* DIRECTION:
Return the records below from the line containing "Extract the chart's" onward, exactly, through and including the last line.
## begin
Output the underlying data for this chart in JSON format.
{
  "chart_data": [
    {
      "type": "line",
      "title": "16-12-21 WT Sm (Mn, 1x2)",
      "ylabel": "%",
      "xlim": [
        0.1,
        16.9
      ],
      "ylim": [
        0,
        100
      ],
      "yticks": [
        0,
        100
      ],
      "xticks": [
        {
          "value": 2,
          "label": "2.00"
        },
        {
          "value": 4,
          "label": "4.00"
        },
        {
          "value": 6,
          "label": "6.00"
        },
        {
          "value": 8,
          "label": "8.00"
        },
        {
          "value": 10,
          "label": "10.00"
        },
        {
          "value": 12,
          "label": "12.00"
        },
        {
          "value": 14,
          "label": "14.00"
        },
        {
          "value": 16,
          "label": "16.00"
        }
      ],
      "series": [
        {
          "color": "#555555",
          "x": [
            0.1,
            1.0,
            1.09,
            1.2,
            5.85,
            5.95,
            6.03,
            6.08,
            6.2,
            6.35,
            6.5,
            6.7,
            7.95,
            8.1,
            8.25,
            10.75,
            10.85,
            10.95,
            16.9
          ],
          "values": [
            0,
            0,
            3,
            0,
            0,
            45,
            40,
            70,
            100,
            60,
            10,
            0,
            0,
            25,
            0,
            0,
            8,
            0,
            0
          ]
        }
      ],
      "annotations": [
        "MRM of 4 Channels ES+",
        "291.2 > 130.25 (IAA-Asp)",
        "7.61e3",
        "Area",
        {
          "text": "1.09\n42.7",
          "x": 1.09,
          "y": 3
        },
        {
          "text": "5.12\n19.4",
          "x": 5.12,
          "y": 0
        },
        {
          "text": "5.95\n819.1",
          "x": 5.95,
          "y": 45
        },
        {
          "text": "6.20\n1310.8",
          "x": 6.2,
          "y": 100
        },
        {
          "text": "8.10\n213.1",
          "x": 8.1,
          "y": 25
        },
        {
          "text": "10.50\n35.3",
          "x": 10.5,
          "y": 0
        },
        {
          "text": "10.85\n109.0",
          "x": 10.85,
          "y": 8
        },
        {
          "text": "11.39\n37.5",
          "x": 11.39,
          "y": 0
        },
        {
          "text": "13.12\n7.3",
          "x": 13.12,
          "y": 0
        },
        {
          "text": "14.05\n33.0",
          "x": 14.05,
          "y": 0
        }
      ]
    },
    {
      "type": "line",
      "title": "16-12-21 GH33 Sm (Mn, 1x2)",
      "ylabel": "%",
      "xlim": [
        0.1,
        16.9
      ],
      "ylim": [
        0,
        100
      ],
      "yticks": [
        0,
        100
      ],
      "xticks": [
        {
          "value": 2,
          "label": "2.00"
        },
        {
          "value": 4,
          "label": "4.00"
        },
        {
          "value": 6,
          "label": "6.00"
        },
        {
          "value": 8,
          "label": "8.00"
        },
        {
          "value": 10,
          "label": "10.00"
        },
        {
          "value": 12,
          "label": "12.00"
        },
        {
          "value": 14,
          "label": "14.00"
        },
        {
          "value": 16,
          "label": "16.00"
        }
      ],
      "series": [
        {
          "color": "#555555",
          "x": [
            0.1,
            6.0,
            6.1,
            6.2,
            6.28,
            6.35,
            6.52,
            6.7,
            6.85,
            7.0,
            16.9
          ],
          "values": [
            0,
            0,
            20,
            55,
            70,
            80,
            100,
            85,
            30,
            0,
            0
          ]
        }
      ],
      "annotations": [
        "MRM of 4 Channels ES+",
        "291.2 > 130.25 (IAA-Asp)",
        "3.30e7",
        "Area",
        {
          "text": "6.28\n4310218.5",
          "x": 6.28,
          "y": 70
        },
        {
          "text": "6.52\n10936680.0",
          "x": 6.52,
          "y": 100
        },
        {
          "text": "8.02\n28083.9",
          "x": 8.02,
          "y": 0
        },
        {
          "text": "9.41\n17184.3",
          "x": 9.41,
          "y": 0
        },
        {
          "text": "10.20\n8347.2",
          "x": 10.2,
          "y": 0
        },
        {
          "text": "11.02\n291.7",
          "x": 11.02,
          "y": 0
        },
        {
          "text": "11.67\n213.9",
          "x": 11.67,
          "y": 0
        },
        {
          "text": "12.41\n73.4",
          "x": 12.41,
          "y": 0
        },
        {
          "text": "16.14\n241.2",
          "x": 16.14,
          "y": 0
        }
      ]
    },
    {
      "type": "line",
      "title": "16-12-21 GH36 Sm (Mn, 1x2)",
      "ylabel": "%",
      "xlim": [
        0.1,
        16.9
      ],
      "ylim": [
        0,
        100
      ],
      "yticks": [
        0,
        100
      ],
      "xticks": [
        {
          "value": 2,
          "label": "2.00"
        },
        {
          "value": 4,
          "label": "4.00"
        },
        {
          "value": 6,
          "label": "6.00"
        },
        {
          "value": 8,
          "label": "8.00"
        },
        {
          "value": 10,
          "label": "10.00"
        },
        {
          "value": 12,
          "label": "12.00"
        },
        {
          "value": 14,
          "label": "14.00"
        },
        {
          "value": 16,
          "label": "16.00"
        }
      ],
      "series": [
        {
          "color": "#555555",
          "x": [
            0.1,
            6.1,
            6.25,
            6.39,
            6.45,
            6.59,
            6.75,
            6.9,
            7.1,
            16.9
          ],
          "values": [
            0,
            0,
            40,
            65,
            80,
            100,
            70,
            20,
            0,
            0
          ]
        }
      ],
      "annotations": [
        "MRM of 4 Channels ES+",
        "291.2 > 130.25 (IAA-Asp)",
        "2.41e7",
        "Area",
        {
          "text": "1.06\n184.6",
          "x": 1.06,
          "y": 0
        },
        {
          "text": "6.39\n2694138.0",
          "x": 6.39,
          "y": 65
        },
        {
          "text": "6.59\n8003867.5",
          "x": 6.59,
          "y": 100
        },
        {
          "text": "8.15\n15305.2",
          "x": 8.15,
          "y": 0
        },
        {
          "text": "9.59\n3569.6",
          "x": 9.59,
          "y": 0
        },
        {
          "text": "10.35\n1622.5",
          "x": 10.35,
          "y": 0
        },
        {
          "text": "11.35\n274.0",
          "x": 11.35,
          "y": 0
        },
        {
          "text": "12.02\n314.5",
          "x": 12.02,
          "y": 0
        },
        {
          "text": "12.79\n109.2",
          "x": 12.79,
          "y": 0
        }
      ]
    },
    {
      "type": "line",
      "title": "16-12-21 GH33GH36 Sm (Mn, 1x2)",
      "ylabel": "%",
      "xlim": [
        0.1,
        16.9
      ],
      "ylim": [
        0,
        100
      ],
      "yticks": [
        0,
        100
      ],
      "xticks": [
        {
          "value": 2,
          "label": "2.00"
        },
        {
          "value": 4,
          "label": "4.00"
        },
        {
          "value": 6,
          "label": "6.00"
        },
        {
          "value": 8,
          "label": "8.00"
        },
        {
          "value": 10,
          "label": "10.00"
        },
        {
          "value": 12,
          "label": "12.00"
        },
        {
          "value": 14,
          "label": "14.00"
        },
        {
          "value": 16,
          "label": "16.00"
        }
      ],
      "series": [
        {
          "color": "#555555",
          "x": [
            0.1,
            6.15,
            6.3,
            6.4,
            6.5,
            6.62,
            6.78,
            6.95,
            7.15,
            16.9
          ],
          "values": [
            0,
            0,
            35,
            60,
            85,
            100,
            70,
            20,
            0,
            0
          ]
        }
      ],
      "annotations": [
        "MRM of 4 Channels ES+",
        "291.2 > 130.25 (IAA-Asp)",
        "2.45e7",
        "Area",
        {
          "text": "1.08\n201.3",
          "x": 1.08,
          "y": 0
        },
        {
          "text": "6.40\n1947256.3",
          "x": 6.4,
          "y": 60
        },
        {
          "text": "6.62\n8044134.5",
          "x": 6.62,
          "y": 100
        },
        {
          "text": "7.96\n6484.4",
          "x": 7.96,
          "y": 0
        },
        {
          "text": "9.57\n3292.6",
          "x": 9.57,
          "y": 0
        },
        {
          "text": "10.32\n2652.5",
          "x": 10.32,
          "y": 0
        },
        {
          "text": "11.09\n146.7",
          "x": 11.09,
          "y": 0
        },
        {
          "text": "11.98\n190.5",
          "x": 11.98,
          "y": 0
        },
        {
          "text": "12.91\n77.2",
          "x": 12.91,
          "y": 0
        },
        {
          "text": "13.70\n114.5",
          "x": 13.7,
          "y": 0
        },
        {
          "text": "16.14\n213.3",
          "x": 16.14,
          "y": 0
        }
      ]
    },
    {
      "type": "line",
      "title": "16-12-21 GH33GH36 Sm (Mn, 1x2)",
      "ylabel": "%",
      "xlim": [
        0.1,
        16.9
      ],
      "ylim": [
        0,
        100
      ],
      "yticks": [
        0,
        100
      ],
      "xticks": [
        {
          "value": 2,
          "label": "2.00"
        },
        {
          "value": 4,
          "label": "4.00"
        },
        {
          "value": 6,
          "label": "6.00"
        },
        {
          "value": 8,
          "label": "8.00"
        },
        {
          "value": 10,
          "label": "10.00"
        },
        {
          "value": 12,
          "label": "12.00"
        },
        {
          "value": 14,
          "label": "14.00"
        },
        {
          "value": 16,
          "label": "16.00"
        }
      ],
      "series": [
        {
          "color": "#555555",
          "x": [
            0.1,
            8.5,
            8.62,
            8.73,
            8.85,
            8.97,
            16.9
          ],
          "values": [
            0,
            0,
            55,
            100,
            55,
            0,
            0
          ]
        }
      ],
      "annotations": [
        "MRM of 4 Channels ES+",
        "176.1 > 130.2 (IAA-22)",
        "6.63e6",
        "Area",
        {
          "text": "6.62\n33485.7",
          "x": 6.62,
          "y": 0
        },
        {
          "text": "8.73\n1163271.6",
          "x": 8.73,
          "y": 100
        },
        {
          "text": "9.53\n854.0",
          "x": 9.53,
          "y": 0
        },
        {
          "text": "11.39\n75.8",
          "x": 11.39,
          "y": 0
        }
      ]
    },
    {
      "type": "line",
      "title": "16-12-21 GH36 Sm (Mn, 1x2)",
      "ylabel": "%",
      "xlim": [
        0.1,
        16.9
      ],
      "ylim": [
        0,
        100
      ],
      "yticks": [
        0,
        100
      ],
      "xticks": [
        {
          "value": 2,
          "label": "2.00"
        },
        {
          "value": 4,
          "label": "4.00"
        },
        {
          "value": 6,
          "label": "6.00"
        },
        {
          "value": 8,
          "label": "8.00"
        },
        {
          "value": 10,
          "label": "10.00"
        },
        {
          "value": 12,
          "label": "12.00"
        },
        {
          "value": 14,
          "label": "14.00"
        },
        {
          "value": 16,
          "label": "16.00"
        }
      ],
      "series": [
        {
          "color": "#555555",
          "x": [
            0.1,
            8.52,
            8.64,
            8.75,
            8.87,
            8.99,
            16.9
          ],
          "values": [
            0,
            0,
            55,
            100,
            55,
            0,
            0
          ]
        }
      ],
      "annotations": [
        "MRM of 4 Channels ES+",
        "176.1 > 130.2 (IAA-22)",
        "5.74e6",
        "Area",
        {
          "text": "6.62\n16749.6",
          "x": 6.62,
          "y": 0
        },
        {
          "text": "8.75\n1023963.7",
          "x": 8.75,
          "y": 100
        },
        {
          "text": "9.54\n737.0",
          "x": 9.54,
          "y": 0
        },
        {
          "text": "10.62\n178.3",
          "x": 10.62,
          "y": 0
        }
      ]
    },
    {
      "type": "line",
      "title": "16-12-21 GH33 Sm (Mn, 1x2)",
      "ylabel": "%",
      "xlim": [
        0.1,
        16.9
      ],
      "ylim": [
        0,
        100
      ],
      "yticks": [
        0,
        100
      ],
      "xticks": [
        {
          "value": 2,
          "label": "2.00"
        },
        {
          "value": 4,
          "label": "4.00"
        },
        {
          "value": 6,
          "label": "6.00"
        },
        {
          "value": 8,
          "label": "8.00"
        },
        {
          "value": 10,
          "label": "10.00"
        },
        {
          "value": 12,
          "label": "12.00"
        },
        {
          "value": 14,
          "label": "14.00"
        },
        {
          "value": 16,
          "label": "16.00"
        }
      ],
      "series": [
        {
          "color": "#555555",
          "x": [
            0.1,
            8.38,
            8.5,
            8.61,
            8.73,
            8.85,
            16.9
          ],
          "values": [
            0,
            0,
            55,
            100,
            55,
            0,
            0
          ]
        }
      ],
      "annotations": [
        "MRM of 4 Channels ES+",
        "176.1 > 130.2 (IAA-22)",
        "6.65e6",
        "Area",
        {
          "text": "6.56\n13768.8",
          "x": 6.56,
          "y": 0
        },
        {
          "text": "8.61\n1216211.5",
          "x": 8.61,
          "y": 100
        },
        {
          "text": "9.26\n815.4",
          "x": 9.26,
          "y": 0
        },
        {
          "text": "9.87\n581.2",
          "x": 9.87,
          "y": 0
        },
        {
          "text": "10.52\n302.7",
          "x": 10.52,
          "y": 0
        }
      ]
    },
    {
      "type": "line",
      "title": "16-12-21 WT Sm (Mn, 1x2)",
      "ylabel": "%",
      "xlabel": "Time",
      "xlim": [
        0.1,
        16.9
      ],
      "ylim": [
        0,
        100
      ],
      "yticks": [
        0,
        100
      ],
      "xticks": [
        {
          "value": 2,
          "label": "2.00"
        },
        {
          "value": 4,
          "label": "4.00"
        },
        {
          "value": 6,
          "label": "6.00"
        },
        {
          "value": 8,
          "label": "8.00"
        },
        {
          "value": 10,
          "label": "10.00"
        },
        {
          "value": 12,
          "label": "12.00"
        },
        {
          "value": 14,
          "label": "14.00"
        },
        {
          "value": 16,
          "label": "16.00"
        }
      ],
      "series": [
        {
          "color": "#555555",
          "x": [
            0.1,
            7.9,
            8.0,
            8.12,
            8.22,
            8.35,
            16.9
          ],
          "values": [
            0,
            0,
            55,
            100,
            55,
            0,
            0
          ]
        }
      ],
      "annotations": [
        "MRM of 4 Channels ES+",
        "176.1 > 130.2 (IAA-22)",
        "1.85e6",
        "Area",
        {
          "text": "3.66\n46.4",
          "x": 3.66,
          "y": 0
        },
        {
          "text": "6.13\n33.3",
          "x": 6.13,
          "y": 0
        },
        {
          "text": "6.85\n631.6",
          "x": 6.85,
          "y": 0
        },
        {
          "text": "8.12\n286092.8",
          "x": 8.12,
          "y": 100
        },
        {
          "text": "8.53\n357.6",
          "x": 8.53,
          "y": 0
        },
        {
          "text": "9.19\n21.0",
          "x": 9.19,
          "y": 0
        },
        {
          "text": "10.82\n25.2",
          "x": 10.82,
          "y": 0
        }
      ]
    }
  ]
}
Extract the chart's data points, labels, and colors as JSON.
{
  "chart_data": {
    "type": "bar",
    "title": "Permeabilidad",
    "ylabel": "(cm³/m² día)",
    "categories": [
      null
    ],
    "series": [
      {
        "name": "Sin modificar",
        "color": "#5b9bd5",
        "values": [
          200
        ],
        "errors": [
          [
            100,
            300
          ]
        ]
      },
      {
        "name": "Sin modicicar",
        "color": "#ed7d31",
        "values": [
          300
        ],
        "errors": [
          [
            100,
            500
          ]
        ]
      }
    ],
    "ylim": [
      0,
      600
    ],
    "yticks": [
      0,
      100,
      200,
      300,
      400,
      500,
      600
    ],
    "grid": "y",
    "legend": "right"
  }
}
## end
* ANSWER FOR THE TASK:
Extract the chart's data points, labels, and colors as JSON.
{
  "chart_data": {
    "type": "bar",
    "title": "Permeabilidad",
    "ylabel": "(cm³/m² día)",
    "categories": [
      null
    ],
    "series": [
      {
        "name": "Sin modificar",
        "color": "#5b9bd5",
        "values": [
          200
        ],
        "errors": [
          [
            100,
            300
          ]
        ]
      },
      {
        "name": "Sin modicicar",
        "color": "#ed7d31",
        "values": [
          300
        ],
        "errors": [
          [
            100,
            500
          ]
        ]
      }
    ],
    "ylim": [
      0,
      600
    ],
    "yticks": [
      0,
      100,
      200,
      300,
      400,
      500,
      600
    ],
    "grid": "y",
    "legend": "right"
  }
}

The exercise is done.